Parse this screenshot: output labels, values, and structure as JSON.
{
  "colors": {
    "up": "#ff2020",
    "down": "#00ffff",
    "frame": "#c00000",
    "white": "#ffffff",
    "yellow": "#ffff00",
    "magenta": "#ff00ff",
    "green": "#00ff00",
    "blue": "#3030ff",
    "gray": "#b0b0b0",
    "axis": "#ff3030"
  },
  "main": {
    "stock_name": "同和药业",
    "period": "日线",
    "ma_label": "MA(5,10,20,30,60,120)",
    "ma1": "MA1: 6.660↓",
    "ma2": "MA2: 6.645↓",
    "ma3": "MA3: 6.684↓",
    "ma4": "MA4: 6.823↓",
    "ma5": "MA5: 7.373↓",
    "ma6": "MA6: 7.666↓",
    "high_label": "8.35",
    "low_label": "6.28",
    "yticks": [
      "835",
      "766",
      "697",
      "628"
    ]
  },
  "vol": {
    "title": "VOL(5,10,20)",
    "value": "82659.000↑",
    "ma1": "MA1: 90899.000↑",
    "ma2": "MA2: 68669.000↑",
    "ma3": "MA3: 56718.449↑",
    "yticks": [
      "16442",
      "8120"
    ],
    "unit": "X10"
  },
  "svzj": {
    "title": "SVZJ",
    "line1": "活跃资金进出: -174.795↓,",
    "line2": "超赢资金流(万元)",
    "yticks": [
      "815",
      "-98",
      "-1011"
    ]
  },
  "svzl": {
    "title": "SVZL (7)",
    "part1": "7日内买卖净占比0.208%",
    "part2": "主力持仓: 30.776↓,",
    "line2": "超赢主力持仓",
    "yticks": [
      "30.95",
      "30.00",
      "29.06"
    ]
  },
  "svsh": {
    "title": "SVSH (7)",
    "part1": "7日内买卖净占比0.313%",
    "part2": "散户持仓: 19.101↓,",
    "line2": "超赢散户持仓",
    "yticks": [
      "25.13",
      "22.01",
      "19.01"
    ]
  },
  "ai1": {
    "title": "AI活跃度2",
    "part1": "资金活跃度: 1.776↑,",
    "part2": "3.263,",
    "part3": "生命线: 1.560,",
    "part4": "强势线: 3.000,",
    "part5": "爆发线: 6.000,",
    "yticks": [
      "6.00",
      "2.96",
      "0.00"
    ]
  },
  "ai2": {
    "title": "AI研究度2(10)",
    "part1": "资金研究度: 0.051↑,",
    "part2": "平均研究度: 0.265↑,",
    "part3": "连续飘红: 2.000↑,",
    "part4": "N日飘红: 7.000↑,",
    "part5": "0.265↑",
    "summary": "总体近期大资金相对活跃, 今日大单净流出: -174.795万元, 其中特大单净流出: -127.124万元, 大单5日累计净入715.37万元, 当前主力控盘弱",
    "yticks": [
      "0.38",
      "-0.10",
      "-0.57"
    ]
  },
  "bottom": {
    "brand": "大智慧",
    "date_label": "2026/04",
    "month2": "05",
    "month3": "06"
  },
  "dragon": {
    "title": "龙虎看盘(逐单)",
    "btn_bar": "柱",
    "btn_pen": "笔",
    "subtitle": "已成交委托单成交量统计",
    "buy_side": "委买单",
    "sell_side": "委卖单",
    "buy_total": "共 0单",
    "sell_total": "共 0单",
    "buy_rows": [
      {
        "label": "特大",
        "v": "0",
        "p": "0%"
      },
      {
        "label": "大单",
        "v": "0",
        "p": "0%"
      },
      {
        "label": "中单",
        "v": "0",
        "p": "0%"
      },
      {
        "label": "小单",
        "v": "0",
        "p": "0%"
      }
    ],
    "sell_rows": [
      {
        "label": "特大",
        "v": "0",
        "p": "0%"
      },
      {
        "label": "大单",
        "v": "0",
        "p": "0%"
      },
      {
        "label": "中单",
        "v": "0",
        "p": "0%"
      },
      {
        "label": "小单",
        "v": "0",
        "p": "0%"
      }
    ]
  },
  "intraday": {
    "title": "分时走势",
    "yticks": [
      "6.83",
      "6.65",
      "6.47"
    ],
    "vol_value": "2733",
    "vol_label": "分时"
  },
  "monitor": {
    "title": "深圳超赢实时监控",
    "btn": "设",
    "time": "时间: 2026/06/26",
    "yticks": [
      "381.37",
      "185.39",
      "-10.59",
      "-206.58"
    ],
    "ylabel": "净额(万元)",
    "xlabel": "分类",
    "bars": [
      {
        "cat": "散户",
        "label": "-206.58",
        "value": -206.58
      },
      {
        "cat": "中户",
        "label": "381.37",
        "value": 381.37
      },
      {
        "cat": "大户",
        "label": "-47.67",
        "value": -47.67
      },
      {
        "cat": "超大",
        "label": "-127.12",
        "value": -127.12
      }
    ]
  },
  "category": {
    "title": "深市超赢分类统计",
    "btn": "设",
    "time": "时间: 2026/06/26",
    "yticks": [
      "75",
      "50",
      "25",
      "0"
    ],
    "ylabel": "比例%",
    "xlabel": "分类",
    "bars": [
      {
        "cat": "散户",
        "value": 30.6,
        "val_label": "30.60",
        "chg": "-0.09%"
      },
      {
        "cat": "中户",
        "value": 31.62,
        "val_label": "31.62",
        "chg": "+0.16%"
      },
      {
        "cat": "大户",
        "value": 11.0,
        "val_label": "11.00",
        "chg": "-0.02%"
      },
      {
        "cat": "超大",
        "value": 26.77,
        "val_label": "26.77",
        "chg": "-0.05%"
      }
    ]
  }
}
====
__WHAT NEEDS TO BE DONE__
Each record above should be returned exactly as it appears.

__REPLY TO THE TASK__
Parse this screenshot: output labels, values, and structure as JSON.
{
  "colors": {
    "up": "#ff2020",
    "down": "#00ffff",
    "frame": "#c00000",
    "white": "#ffffff",
    "yellow": "#ffff00",
    "magenta": "#ff00ff",
    "green": "#00ff00",
    "blue": "#3030ff",
    "gray": "#b0b0b0",
    "axis": "#ff3030"
  },
  "main": {
    "stock_name": "同和药业",
    "period": "日线",
    "ma_label": "MA(5,10,20,30,60,120)",
    "ma1": "MA1: 6.660↓",
    "ma2": "MA2: 6.645↓",
    "ma3": "MA3: 6.684↓",
    "ma4": "MA4: 6.823↓",
    "ma5": "MA5: 7.373↓",
    "ma6": "MA6: 7.666↓",
    "high_label": "8.35",
    "low_label": "6.28",
    "yticks": [
      "835",
      "766",
      "697",
      "628"
    ]
  },
  "vol": {
    "title": "VOL(5,10,20)",
    "value": "82659.000↑",
    "ma1": "MA1: 90899.000↑",
    "ma2": "MA2: 68669.000↑",
    "ma3": "MA3: 56718.449↑",
    "yticks": [
      "16442",
      "8120"
    ],
    "unit": "X10"
  },
  "svzj": {
    "title": "SVZJ",
    "line1": "活跃资金进出: -174.795↓,",
    "line2": "超赢资金流(万元)",
    "yticks": [
      "815",
      "-98",
      "-1011"
    ]
  },
  "svzl": {
    "title": "SVZL (7)",
    "part1": "7日内买卖净占比0.208%",
    "part2": "主力持仓: 30.776↓,",
    "line2": "超赢主力持仓",
    "yticks": [
      "30.95",
      "30.00",
      "29.06"
    ]
  },
  "svsh": {
    "title": "SVSH (7)",
    "part1": "7日内买卖净占比0.313%",
    "part2": "散户持仓: 19.101↓,",
    "line2": "超赢散户持仓",
    "yticks": [
      "25.13",
      "22.01",
      "19.01"
    ]
  },
  "ai1": {
    "title": "AI活跃度2",
    "part1": "资金活跃度: 1.776↑,",
    "part2": "3.263,",
    "part3": "生命线: 1.560,",
    "part4": "强势线: 3.000,",
    "part5": "爆发线: 6.000,",
    "yticks": [
      "6.00",
      "2.96",
      "0.00"
    ]
  },
  "ai2": {
    "title": "AI研究度2(10)",
    "part1": "资金研究度: 0.051↑,",
    "part2": "平均研究度: 0.265↑,",
    "part3": "连续飘红: 2.000↑,",
    "part4": "N日飘红: 7.000↑,",
    "part5": "0.265↑",
    "summary": "总体近期大资金相对活跃, 今日大单净流出: -174.795万元, 其中特大单净流出: -127.124万元, 大单5日累计净入715.37万元, 当前主力控盘弱",
    "yticks": [
      "0.38",
      "-0.10",
      "-0.57"
    ]
  },
  "bottom": {
    "brand": "大智慧",
    "date_label": "2026/04",
    "month2": "05",
    "month3": "06"
  },
  "dragon": {
    "title": "龙虎看盘(逐单)",
    "btn_bar": "柱",
    "btn_pen": "笔",
    "subtitle": "已成交委托单成交量统计",
    "buy_side": "委买单",
    "sell_side": "委卖单",
    "buy_total": "共 0单",
    "sell_total": "共 0单",
    "buy_rows": [
      {
        "label": "特大",
        "v": "0",
        "p": "0%"
      },
      {
        "label": "大单",
        "v": "0",
        "p": "0%"
      },
      {
        "label": "中单",
        "v": "0",
        "p": "0%"
      },
      {
        "label": "小单",
        "v": "0",
        "p": "0%"
      }
    ],
    "sell_rows": [
      {
        "label": "特大",
        "v": "0",
        "p": "0%"
      },
      {
        "label": "大单",
        "v": "0",
        "p": "0%"
      },
      {
        "label": "中单",
        "v": "0",
        "p": "0%"
      },
      {
        "label": "小单",
        "v": "0",
        "p": "0%"
      }
    ]
  },
  "intraday": {
    "title": "分时走势",
    "yticks": [
      "6.83",
      "6.65",
      "6.47"
    ],
    "vol_value": "2733",
    "vol_label": "分时"
  },
  "monitor": {
    "title": "深圳超赢实时监控",
    "btn": "设",
    "time": "时间: 2026/06/26",
    "yticks": [
      "381.37",
      "185.39",
      "-10.59",
      "-206.58"
    ],
    "ylabel": "净额(万元)",
    "xlabel": "分类",
    "bars": [
      {
        "cat": "散户",
        "label": "-206.58",
        "value": -206.58
      },
      {
        "cat": "中户",
        "label": "381.37",
        "value": 381.37
      },
      {
        "cat": "大户",
        "label": "-47.67",
        "value": -47.67
      },
      {
        "cat": "超大",
        "label": "-127.12",
        "value": -127.12
      }
    ]
  },
  "category": {
    "title": "深市超赢分类统计",
    "btn": "设",
    "time": "时间: 2026/06/26",
    "yticks": [
      "75",
      "50",
      "25",
      "0"
    ],
    "ylabel": "比例%",
    "xlabel": "分类",
    "bars": [
      {
        "cat": "散户",
        "value": 30.6,
        "val_label": "30.60",
        "chg": "-0.09%"
      },
      {
        "cat": "中户",
        "value": 31.62,
        "val_label": "31.62",
        "chg": "+0.16%"
      },
      {
        "cat": "大户",
        "value": 11.0,
        "val_label": "11.00",
        "chg": "-0.02%"
      },
      {
        "cat": "超大",
        "value": 26.77,
        "val_label": "26.77",
        "chg": "-0.05%"
      }
    ]
  }
}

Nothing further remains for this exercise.